> [WHAT YOU WILL DO]: Copy the entries below exactly. Images do not belong in the copy.

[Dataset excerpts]

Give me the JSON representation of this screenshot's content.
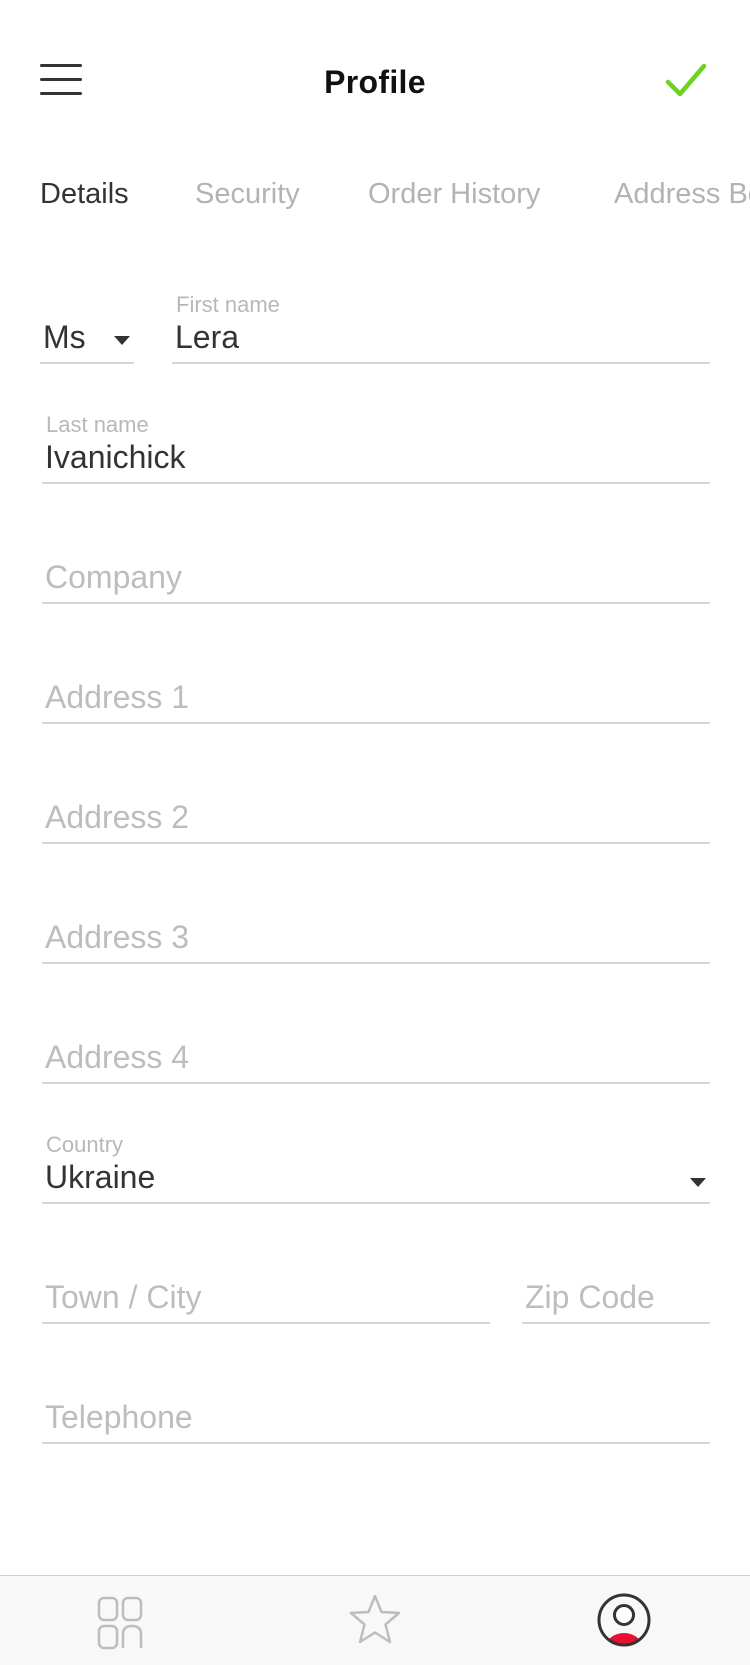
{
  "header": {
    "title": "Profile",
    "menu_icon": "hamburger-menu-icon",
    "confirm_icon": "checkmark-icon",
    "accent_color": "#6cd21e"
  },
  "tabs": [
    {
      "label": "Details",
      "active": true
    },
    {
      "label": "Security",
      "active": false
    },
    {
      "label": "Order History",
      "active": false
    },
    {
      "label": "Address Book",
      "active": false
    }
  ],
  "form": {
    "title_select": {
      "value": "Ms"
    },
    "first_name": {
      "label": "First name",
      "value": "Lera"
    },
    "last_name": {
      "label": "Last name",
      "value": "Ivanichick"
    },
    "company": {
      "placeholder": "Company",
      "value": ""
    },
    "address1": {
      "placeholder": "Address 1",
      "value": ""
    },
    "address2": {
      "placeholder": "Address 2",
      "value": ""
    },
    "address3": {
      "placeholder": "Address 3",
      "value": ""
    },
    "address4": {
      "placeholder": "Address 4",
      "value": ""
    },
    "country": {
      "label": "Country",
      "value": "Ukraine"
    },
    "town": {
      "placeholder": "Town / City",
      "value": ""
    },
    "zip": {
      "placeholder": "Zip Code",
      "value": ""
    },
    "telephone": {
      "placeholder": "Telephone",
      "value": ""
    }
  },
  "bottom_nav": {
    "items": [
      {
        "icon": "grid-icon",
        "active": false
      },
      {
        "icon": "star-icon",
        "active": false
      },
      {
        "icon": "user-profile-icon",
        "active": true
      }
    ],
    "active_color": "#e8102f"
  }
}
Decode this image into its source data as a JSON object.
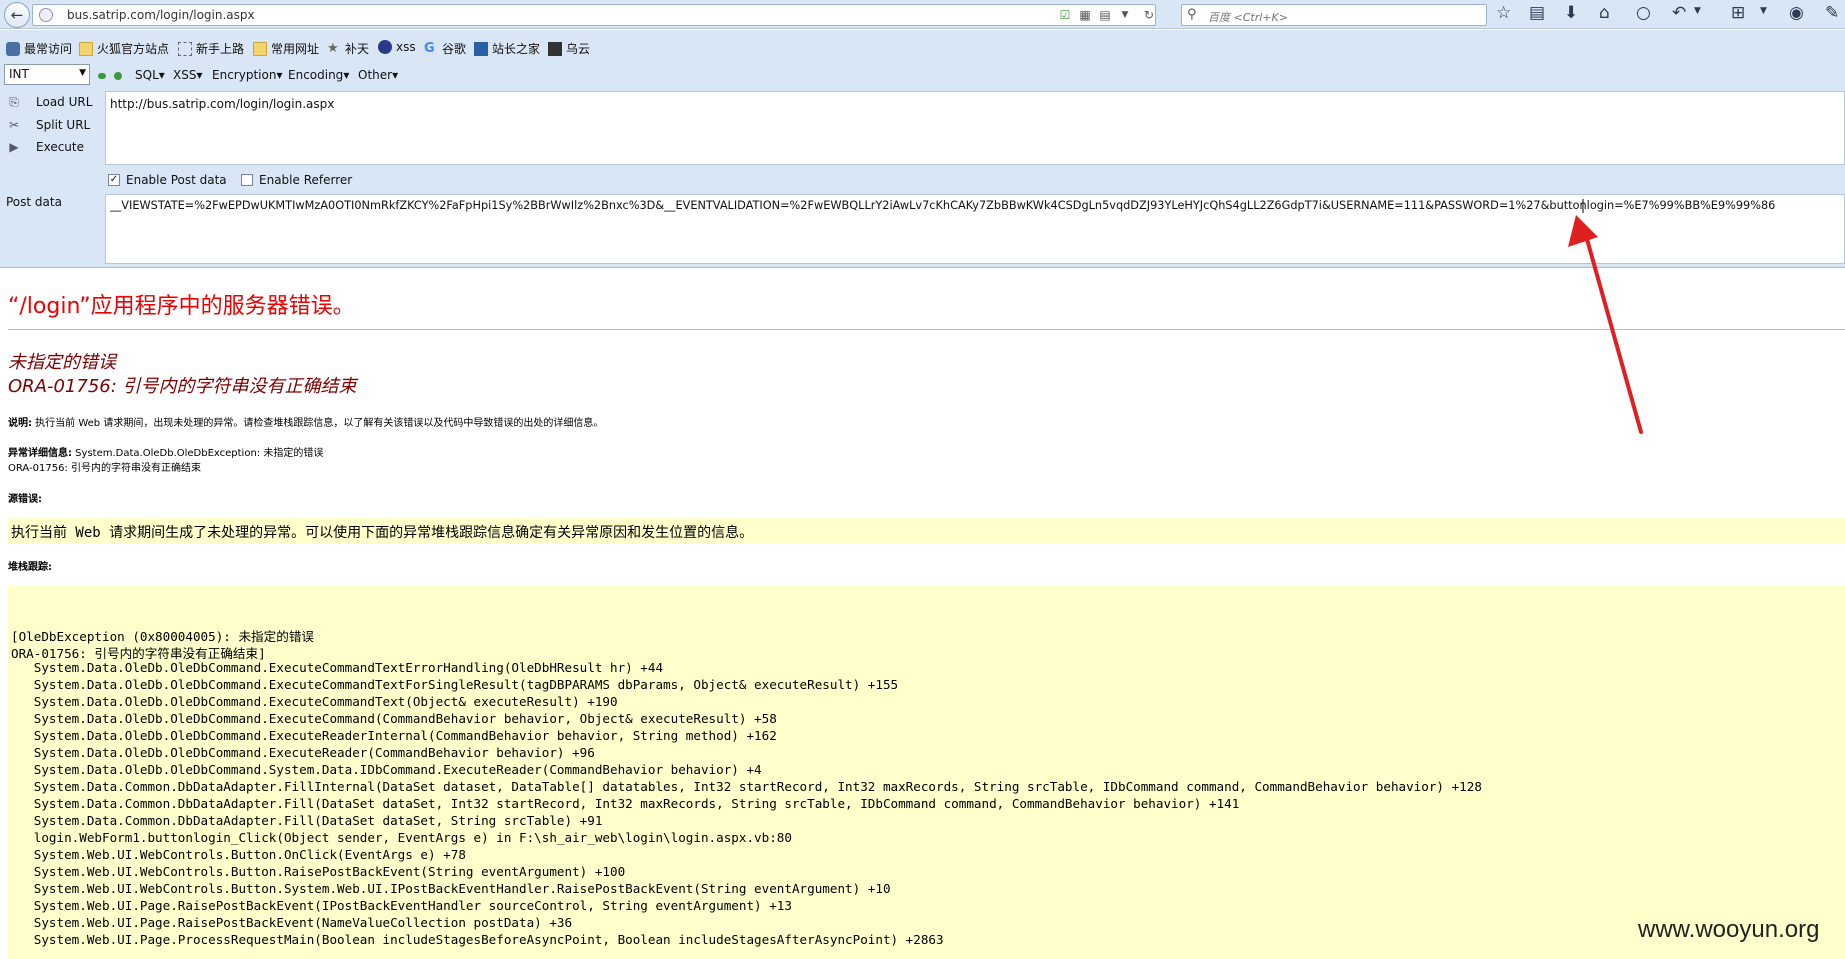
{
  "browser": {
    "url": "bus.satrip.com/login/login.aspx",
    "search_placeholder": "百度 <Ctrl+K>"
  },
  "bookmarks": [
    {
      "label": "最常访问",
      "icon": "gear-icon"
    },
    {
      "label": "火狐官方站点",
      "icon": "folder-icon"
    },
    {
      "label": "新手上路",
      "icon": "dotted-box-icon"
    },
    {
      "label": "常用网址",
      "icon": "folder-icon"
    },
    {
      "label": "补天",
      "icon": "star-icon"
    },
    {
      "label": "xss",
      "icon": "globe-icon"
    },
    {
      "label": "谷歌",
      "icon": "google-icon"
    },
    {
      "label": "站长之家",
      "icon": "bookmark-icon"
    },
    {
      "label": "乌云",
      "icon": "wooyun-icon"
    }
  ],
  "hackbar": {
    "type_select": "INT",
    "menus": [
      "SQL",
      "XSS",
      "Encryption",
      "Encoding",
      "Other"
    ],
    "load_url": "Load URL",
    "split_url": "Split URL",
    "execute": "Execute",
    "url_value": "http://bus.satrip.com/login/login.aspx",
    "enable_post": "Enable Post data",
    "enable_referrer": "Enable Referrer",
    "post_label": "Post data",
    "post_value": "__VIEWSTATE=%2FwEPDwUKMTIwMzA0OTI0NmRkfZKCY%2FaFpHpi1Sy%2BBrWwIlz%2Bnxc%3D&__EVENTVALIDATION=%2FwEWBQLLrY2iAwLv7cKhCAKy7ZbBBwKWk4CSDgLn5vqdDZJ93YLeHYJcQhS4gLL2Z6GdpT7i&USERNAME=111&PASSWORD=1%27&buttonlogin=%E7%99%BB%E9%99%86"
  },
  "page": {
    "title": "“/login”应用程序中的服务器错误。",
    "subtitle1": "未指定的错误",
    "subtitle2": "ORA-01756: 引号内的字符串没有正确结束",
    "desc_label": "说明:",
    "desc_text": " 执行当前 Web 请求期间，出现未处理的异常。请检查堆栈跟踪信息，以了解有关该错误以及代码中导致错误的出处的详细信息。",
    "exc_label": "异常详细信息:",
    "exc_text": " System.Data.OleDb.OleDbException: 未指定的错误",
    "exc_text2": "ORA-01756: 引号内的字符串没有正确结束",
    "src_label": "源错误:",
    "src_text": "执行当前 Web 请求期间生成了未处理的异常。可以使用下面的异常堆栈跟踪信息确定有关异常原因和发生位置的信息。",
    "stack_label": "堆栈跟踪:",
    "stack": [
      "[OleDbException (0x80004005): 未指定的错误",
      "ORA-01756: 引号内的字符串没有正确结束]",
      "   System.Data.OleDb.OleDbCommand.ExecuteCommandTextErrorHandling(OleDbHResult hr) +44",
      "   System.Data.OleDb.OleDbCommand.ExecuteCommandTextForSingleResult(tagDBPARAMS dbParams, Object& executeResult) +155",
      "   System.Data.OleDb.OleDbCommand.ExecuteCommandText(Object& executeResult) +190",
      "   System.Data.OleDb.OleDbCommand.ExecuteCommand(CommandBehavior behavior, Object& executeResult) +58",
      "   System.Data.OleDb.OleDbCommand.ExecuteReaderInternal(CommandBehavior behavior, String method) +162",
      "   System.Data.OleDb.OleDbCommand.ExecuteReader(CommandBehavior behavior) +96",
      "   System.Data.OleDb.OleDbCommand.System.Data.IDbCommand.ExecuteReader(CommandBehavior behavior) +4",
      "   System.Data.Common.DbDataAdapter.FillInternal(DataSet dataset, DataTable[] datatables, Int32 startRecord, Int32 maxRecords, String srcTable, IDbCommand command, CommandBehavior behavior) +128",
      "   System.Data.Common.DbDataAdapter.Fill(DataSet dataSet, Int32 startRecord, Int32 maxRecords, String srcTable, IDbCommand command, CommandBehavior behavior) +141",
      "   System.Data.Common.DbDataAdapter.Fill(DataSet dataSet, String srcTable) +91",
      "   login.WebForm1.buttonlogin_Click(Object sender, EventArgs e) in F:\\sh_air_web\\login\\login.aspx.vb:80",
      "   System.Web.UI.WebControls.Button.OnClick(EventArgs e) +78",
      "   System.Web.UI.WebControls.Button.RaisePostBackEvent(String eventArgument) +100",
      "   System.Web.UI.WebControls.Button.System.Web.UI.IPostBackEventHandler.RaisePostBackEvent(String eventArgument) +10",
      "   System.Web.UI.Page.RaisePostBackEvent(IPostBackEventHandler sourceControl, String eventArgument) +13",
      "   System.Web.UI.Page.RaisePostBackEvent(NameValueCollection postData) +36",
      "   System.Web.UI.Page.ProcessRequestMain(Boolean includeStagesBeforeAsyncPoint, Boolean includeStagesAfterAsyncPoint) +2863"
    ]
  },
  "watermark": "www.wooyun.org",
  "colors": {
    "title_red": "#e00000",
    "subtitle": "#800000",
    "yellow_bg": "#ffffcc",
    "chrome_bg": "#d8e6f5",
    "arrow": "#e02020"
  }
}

> [EXPECTED ANSWER]:
Give me the JSON representation of this screenshot's content.
{
  "header": {
    "title": "Profile",
    "menu_icon": "hamburger-menu-icon",
    "confirm_icon": "checkmark-icon",
    "accent_color": "#6cd21e"
  },
  "tabs": [
    {
      "label": "Details",
      "active": true
    },
    {
      "label": "Security",
      "active": false
    },
    {
      "label": "Order History",
      "active": false
    },
    {
      "label": "Address Book",
      "active": false
    }
  ],
  "form": {
    "title_select": {
      "value": "Ms"
    },
    "first_name": {
      "label": "First name",
      "value": "Lera"
    },
    "last_name": {
      "label": "Last name",
      "value": "Ivanichick"
    },
    "company": {
      "placeholder": "Company",
      "value": ""
    },
    "address1": {
      "placeholder": "Address 1",
      "value": ""
    },
    "address2": {
      "placeholder": "Address 2",
      "value": ""
    },
    "address3": {
      "placeholder": "Address 3",
      "value": ""
    },
    "address4": {
      "placeholder": "Address 4",
      "value": ""
    },
    "country": {
      "label": "Country",
      "value": "Ukraine"
    },
    "town": {
      "placeholder": "Town / City",
      "value": ""
    },
    "zip": {
      "placeholder": "Zip Code",
      "value": ""
    },
    "telephone": {
      "placeholder": "Telephone",
      "value": ""
    }
  },
  "bottom_nav": {
    "items": [
      {
        "icon": "grid-icon",
        "active": false
      },
      {
        "icon": "star-icon",
        "active": false
      },
      {
        "icon": "user-profile-icon",
        "active": true
      }
    ],
    "active_color": "#e8102f"
  }
}
Decode this image into its source data as a JSON object.
{
  "browser": {
    "url": "bus.satrip.com/login/login.aspx",
    "search_placeholder": "百度 <Ctrl+K>"
  },
  "bookmarks": [
    {
      "label": "最常访问",
      "icon": "gear-icon"
    },
    {
      "label": "火狐官方站点",
      "icon": "folder-icon"
    },
    {
      "label": "新手上路",
      "icon": "dotted-box-icon"
    },
    {
      "label": "常用网址",
      "icon": "folder-icon"
    },
    {
      "label": "补天",
      "icon": "star-icon"
    },
    {
      "label": "xss",
      "icon": "globe-icon"
    },
    {
      "label": "谷歌",
      "icon": "google-icon"
    },
    {
      "label": "站长之家",
      "icon": "bookmark-icon"
    },
    {
      "label": "乌云",
      "icon": "wooyun-icon"
    }
  ],
  "hackbar": {
    "type_select": "INT",
    "menus": [
      "SQL",
      "XSS",
      "Encryption",
      "Encoding",
      "Other"
    ],
    "load_url": "Load URL",
    "split_url": "Split URL",
    "execute": "Execute",
    "url_value": "http://bus.satrip.com/login/login.aspx",
    "enable_post": "Enable Post data",
    "enable_referrer": "Enable Referrer",
    "post_label": "Post data",
    "post_value": "__VIEWSTATE=%2FwEPDwUKMTIwMzA0OTI0NmRkfZKCY%2FaFpHpi1Sy%2BBrWwIlz%2Bnxc%3D&__EVENTVALIDATION=%2FwEWBQLLrY2iAwLv7cKhCAKy7ZbBBwKWk4CSDgLn5vqdDZJ93YLeHYJcQhS4gLL2Z6GdpT7i&USERNAME=111&PASSWORD=1%27&buttonlogin=%E7%99%BB%E9%99%86"
  },
  "page": {
    "title": "“/login”应用程序中的服务器错误。",
    "subtitle1": "未指定的错误",
    "subtitle2": "ORA-01756: 引号内的字符串没有正确结束",
    "desc_label": "说明:",
    "desc_text": " 执行当前 Web 请求期间，出现未处理的异常。请检查堆栈跟踪信息，以了解有关该错误以及代码中导致错误的出处的详细信息。",
    "exc_label": "异常详细信息:",
    "exc_text": " System.Data.OleDb.OleDbException: 未指定的错误",
    "exc_text2": "ORA-01756: 引号内的字符串没有正确结束",
    "src_label": "源错误:",
    "src_text": "执行当前 Web 请求期间生成了未处理的异常。可以使用下面的异常堆栈跟踪信息确定有关异常原因和发生位置的信息。",
    "stack_label": "堆栈跟踪:",
    "stack": [
      "[OleDbException (0x80004005): 未指定的错误",
      "ORA-01756: 引号内的字符串没有正确结束]",
      "   System.Data.OleDb.OleDbCommand.ExecuteCommandTextErrorHandling(OleDbHResult hr) +44",
      "   System.Data.OleDb.OleDbCommand.ExecuteCommandTextForSingleResult(tagDBPARAMS dbParams, Object& executeResult) +155",
      "   System.Data.OleDb.OleDbCommand.ExecuteCommandText(Object& executeResult) +190",
      "   System.Data.OleDb.OleDbCommand.ExecuteCommand(CommandBehavior behavior, Object& executeResult) +58",
      "   System.Data.OleDb.OleDbCommand.ExecuteReaderInternal(CommandBehavior behavior, String method) +162",
      "   System.Data.OleDb.OleDbCommand.ExecuteReader(CommandBehavior behavior) +96",
      "   System.Data.OleDb.OleDbCommand.System.Data.IDbCommand.ExecuteReader(CommandBehavior behavior) +4",
      "   System.Data.Common.DbDataAdapter.FillInternal(DataSet dataset, DataTable[] datatables, Int32 startRecord, Int32 maxRecords, String srcTable, IDbCommand command, CommandBehavior behavior) +128",
      "   System.Data.Common.DbDataAdapter.Fill(DataSet dataSet, Int32 startRecord, Int32 maxRecords, String srcTable, IDbCommand command, CommandBehavior behavior) +141",
      "   System.Data.Common.DbDataAdapter.Fill(DataSet dataSet, String srcTable) +91",
      "   login.WebForm1.buttonlogin_Click(Object sender, EventArgs e) in F:\\sh_air_web\\login\\login.aspx.vb:80",
      "   System.Web.UI.WebControls.Button.OnClick(EventArgs e) +78",
      "   System.Web.UI.WebControls.Button.RaisePostBackEvent(String eventArgument) +100",
      "   System.Web.UI.WebControls.Button.System.Web.UI.IPostBackEventHandler.RaisePostBackEvent(String eventArgument) +10",
      "   System.Web.UI.Page.RaisePostBackEvent(IPostBackEventHandler sourceControl, String eventArgument) +13",
      "   System.Web.UI.Page.RaisePostBackEvent(NameValueCollection postData) +36",
      "   System.Web.UI.Page.ProcessRequestMain(Boolean includeStagesBeforeAsyncPoint, Boolean includeStagesAfterAsyncPoint) +2863"
    ]
  },
  "watermark": "www.wooyun.org",
  "colors": {
    "title_red": "#e00000",
    "subtitle": "#800000",
    "yellow_bg": "#ffffcc",
    "chrome_bg": "#d8e6f5",
    "arrow": "#e02020"
  }
}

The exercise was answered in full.